*Entries shown*
○ ○ ○ ○

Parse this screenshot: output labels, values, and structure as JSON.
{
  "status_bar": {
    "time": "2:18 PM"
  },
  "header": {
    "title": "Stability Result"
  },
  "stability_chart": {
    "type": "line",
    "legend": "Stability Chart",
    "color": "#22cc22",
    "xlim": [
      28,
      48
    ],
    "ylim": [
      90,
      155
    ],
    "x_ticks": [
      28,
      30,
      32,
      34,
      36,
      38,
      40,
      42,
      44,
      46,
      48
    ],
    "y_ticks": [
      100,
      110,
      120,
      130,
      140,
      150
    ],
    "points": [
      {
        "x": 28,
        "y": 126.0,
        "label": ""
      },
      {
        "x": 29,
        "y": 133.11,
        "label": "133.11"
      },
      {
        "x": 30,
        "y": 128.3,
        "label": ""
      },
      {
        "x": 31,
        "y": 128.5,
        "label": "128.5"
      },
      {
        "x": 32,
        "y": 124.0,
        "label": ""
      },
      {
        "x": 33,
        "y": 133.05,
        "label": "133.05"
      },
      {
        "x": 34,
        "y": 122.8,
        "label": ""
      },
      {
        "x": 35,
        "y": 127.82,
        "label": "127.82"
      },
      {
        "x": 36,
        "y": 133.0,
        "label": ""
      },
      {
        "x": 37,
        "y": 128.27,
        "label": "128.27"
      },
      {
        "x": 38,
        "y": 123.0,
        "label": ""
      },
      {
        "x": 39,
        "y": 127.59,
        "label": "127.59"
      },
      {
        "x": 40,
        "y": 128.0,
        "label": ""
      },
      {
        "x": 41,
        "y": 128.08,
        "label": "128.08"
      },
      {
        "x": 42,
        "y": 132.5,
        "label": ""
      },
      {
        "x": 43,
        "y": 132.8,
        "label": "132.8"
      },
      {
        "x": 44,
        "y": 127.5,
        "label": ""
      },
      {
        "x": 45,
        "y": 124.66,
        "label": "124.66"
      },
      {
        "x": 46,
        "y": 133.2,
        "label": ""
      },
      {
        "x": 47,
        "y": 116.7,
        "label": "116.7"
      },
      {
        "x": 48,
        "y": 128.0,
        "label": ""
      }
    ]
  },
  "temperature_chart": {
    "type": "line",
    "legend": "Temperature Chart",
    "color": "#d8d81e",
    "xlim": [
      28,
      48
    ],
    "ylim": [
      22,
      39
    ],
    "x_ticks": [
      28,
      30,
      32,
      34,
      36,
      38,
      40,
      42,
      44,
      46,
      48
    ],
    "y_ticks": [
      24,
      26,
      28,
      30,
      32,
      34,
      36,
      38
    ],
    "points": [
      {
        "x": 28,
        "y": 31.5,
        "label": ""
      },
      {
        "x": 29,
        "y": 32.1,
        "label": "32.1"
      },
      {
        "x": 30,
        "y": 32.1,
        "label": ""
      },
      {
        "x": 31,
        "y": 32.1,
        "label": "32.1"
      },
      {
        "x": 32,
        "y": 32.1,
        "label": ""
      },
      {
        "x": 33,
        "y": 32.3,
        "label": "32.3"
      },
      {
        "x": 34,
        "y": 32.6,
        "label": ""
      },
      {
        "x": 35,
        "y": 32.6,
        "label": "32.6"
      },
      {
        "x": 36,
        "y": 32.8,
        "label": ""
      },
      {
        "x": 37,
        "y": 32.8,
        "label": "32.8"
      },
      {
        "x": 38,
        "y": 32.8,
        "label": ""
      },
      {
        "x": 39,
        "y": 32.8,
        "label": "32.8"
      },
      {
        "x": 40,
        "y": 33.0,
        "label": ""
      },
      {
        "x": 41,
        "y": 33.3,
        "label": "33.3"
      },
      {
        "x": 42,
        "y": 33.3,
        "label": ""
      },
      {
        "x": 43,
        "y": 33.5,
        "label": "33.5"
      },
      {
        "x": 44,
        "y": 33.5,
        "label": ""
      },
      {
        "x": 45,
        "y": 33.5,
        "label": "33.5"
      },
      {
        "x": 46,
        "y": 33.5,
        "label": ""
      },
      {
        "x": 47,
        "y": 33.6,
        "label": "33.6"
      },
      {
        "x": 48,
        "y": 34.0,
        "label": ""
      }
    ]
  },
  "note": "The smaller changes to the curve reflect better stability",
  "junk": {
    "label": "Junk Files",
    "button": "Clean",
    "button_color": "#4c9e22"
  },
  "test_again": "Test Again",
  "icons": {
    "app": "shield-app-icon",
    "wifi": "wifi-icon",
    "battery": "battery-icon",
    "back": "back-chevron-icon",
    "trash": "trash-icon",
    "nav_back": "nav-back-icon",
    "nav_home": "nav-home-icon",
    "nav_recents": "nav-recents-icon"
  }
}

○ ○ ○ ○

*Work instructions*
In the records above, how many lines include the string "back"? Answer with only the number.

*Task response*
2